>>>>

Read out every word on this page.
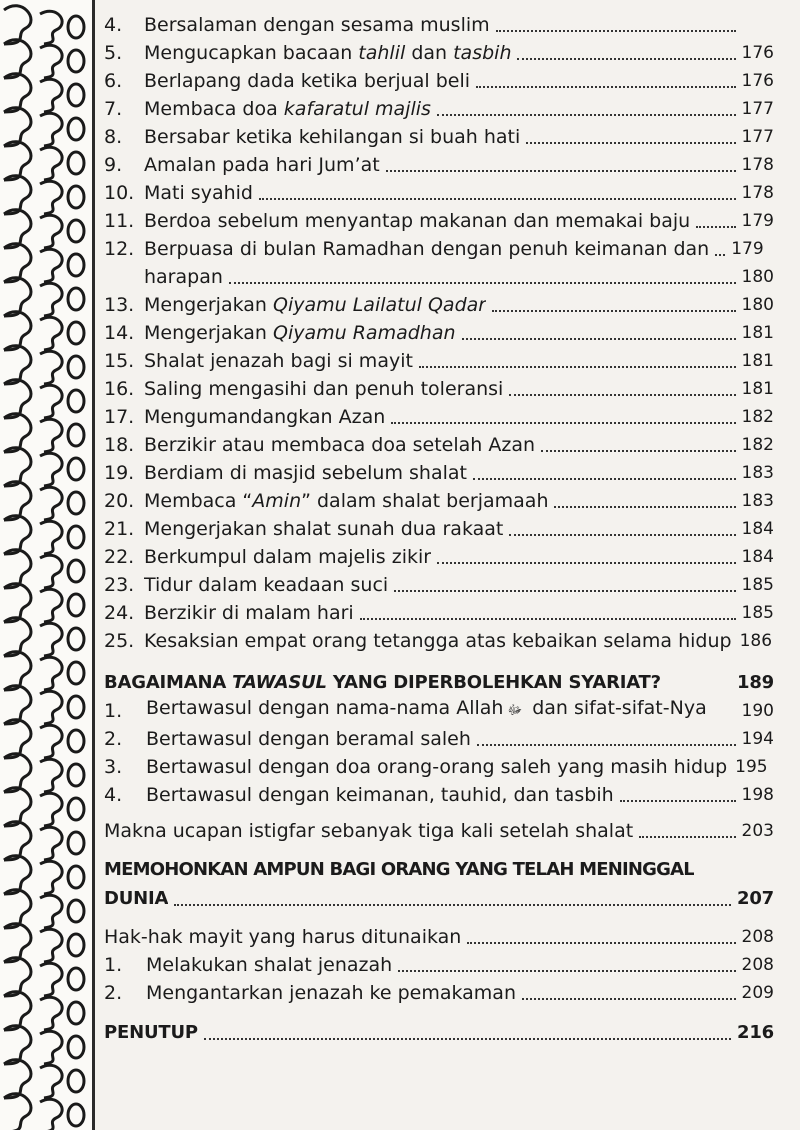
4.	Bersalaman dengan sesama muslim
5.	Mengucapkan bacaan tahlil dan tasbih	176
6.	Berlapang dada ketika berjual beli	176
7.	Membaca doa kafaratul majlis	177
8.	Bersabar ketika kehilangan si buah hati	177
9.	Amalan pada hari Jum’at	178
10. Mati syahid	178
11. Berdoa sebelum menyantap makanan dan memakai baju	179
12. Berpuasa di bulan Ramadhan dengan penuh keimanan dan 179
harapan	180
13. Mengerjakan Qiyamu Lailatul Qadar	180
14. Mengerjakan Qiyamu Ramadhan	181
15. Shalat jenazah bagi si mayit	181
16. Saling mengasihi dan penuh toleransi	181
17. Mengumandangkan Azan	182
18. Berzikir atau membaca doa setelah Azan	182
19. Berdiam di masjid sebelum shalat	183
20. Membaca “Amin” dalam shalat berjamaah	183
21. Mengerjakan shalat sunah dua rakaat	184
22. Berkumpul dalam majelis zikir	184
23. Tidur dalam keadaan suci	185
24. Berzikir di malam hari	185
25. Kesaksian empat orang tetangga atas kebaikan selama hidup 186
BAGAIMANA TAWASUL YANG DIPERBOLEHKAN SYARIAT?	189
1.	Bertawasul dengan nama-nama Allah ﷻ dan sifat-sifat-Nya 190
2.	Bertawasul dengan beramal saleh	194
3.	Bertawasul dengan doa orang-orang saleh yang masih hidup 195
4.	Bertawasul dengan keimanan, tauhid, dan tasbih	198
Makna ucapan istigfar sebanyak tiga kali setelah shalat	203
MEMOHONKAN AMPUN BAGI ORANG YANG TELAH MENINGGAL
DUNIA	207
Hak-hak mayit yang harus ditunaikan	208
1.	Melakukan shalat jenazah	208
2.	Mengantarkan jenazah ke pemakaman	209
PENUTUP	216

<<<<

To be done:
From the listing above, pick out every line containing "Berzikir".

Solution to this problem:
18. Berzikir atau membaca doa setelah Azan	182
24. Berzikir di malam hari	185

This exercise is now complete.